Transcribe the records below exactly.

--- start DATA PROVIDED ---

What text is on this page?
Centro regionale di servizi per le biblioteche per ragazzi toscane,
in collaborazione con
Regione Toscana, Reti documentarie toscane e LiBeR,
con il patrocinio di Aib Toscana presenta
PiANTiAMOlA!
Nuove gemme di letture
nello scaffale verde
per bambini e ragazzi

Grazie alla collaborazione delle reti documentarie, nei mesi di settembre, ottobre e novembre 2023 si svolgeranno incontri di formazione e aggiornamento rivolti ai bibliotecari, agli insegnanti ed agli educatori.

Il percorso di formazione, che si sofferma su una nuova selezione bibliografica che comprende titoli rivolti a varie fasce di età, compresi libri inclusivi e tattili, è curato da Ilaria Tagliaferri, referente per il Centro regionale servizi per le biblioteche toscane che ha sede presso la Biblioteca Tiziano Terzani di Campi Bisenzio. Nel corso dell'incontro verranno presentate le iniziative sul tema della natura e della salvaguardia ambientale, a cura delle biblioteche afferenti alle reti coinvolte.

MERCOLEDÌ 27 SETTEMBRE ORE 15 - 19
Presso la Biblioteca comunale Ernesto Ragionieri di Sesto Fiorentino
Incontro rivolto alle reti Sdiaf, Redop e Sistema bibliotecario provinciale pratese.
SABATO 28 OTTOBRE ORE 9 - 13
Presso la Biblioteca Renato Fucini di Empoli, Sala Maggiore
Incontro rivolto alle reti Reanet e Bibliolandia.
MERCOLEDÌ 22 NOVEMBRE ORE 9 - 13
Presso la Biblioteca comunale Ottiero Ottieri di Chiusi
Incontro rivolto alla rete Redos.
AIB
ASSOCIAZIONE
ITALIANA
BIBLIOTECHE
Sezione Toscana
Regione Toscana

--- end DATA PROVIDED ---

(FINISHED EXERCISE)
What text is on this page?
Centro regionale di servizi per le biblioteche per ragazzi toscane,
in collaborazione con
Regione Toscana, Reti documentarie toscane e LiBeR,
con il patrocinio di Aib Toscana presenta
PiANTiAMOlA!
Nuove gemme di letture
nello scaffale verde
per bambini e ragazzi

Grazie alla collaborazione delle reti documentarie, nei mesi di settembre, ottobre e novembre 2023 si svolgeranno incontri di formazione e aggiornamento rivolti ai bibliotecari, agli insegnanti ed agli educatori.

Il percorso di formazione, che si sofferma su una nuova selezione bibliografica che comprende titoli rivolti a varie fasce di età, compresi libri inclusivi e tattili, è curato da Ilaria Tagliaferri, referente per il Centro regionale servizi per le biblioteche toscane che ha sede presso la Biblioteca Tiziano Terzani di Campi Bisenzio. Nel corso dell'incontro verranno presentate le iniziative sul tema della natura e della salvaguardia ambientale, a cura delle biblioteche afferenti alle reti coinvolte.

MERCOLEDÌ 27 SETTEMBRE ORE 15 - 19
Presso la Biblioteca comunale Ernesto Ragionieri di Sesto Fiorentino
Incontro rivolto alle reti Sdiaf, Redop e Sistema bibliotecario provinciale pratese.
SABATO 28 OTTOBRE ORE 9 - 13
Presso la Biblioteca Renato Fucini di Empoli, Sala Maggiore
Incontro rivolto alle reti Reanet e Bibliolandia.
MERCOLEDÌ 22 NOVEMBRE ORE 9 - 13
Presso la Biblioteca comunale Ottiero Ottieri di Chiusi
Incontro rivolto alla rete Redos.
AIB
ASSOCIAZIONE
ITALIANA
BIBLIOTECHE
Sezione Toscana
Regione Toscana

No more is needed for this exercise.